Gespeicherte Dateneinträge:

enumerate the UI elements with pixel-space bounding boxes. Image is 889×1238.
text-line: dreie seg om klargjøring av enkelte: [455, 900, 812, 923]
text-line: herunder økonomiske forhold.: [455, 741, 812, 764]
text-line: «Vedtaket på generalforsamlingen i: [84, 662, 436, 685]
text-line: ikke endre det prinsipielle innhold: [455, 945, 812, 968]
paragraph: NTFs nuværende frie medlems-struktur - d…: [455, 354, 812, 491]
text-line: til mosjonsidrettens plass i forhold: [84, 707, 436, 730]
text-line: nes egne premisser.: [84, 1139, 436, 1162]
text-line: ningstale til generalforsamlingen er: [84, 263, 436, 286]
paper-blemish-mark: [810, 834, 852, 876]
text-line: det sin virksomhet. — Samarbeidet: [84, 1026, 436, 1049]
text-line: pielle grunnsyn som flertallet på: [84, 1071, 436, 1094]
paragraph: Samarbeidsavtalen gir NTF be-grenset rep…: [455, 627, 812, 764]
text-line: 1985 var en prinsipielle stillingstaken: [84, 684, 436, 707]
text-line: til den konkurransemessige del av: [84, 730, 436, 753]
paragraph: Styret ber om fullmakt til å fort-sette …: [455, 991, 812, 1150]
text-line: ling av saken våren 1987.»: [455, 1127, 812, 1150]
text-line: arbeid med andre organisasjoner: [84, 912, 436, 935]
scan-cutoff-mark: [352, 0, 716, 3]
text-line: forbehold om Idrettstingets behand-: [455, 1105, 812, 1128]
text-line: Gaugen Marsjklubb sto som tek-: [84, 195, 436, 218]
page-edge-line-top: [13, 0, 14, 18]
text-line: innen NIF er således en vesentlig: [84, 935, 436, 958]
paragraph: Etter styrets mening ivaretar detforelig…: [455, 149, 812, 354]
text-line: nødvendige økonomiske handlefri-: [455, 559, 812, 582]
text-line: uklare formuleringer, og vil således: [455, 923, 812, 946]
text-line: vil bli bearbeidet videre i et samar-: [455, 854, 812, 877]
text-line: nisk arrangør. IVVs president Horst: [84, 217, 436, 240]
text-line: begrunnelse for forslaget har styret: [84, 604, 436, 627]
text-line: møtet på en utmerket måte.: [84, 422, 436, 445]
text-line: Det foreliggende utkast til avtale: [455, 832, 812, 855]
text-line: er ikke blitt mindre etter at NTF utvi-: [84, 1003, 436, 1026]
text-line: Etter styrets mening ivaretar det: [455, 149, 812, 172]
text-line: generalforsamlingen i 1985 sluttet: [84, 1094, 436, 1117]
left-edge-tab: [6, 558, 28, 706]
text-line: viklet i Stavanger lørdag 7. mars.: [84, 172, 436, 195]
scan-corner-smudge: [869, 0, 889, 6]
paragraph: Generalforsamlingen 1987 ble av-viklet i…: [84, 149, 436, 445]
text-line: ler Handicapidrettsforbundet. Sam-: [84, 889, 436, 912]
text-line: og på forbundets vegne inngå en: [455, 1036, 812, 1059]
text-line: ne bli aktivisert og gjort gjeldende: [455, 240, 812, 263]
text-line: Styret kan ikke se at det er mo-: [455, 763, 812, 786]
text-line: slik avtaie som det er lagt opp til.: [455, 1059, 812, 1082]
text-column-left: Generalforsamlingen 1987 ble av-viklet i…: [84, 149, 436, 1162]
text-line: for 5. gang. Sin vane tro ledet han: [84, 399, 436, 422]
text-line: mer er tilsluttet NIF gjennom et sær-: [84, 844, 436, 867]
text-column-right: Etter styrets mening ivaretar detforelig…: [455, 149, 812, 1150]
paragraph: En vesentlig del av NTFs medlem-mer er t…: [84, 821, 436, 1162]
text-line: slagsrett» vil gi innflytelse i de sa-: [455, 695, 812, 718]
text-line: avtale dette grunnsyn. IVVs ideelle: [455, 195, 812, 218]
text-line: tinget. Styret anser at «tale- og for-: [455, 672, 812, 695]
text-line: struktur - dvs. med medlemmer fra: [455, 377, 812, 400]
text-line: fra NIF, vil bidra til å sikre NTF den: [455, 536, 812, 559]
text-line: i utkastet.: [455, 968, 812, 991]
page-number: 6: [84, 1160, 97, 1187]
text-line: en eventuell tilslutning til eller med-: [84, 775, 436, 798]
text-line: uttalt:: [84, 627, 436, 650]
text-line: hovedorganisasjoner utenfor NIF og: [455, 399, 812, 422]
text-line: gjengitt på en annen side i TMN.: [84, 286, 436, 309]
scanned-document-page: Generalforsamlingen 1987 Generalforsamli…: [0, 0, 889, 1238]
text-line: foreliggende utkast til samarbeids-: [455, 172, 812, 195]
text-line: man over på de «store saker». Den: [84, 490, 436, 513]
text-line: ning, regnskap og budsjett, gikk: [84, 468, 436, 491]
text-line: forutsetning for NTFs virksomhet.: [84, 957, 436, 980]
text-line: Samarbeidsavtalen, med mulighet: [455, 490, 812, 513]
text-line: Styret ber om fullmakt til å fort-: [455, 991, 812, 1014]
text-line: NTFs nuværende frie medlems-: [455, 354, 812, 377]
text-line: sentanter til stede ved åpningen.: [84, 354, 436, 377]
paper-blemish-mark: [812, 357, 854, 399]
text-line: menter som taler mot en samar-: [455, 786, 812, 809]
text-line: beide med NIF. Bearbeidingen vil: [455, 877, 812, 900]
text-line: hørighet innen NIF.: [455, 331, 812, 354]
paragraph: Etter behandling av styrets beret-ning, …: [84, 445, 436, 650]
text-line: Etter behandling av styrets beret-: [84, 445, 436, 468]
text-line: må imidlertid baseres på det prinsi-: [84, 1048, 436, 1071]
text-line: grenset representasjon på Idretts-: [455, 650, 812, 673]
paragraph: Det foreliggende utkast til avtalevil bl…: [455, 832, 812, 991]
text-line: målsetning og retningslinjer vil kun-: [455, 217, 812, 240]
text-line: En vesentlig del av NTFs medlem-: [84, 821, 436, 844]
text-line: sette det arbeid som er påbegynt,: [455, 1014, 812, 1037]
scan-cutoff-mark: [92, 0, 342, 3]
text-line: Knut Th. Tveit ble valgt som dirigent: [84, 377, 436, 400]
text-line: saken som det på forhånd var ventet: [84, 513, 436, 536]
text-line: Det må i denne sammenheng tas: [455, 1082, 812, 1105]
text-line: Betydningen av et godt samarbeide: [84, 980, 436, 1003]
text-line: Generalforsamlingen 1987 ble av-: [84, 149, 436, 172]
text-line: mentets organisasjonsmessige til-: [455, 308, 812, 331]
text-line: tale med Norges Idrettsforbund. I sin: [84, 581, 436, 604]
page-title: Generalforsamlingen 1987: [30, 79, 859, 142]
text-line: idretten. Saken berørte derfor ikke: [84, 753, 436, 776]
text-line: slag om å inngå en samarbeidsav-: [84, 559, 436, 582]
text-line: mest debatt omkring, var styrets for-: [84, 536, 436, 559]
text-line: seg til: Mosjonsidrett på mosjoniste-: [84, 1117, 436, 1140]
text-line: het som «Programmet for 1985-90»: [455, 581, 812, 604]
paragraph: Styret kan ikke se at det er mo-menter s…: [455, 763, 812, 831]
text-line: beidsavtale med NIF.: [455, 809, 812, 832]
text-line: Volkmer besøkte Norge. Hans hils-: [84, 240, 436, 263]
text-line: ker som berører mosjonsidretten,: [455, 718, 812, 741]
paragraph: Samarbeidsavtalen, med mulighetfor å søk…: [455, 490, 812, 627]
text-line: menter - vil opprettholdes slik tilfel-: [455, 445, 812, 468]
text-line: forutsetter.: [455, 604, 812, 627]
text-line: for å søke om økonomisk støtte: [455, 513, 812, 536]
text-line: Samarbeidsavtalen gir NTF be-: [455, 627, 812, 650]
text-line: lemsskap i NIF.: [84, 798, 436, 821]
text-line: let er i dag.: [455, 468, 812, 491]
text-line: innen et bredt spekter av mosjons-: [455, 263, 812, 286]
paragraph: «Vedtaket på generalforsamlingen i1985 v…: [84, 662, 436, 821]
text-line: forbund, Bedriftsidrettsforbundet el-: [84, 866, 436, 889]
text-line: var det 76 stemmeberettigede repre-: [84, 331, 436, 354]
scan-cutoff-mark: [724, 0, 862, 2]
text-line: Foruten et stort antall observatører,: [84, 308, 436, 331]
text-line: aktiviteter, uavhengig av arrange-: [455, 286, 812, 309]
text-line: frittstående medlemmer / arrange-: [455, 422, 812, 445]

Zu erledigen
Gib die Zeilen der Einträge unverändert wieder, beginnend mit der ersten Zeile und endend mit der Zeile, die „text-line: ningstale til“ enthält, wobei beide Grenzen eingeschlossen sind.

Schriftliche Antwort
enumerate the UI elements with pixel-space bounding boxes. Image is 889×1238.
text-line: dreie seg om klargjøring av enkelte: [455, 900, 812, 923]
text-line: herunder økonomiske forhold.: [455, 741, 812, 764]
text-line: «Vedtaket på generalforsamlingen i: [84, 662, 436, 685]
text-line: ikke endre det prinsipielle innhold: [455, 945, 812, 968]
paragraph: NTFs nuværende frie medlems-struktur - d…: [455, 354, 812, 491]
text-line: til mosjonsidrettens plass i forhold: [84, 707, 436, 730]
text-line: nes egne premisser.: [84, 1139, 436, 1162]
text-line: ningstale til generalforsamlingen er: [84, 263, 436, 286]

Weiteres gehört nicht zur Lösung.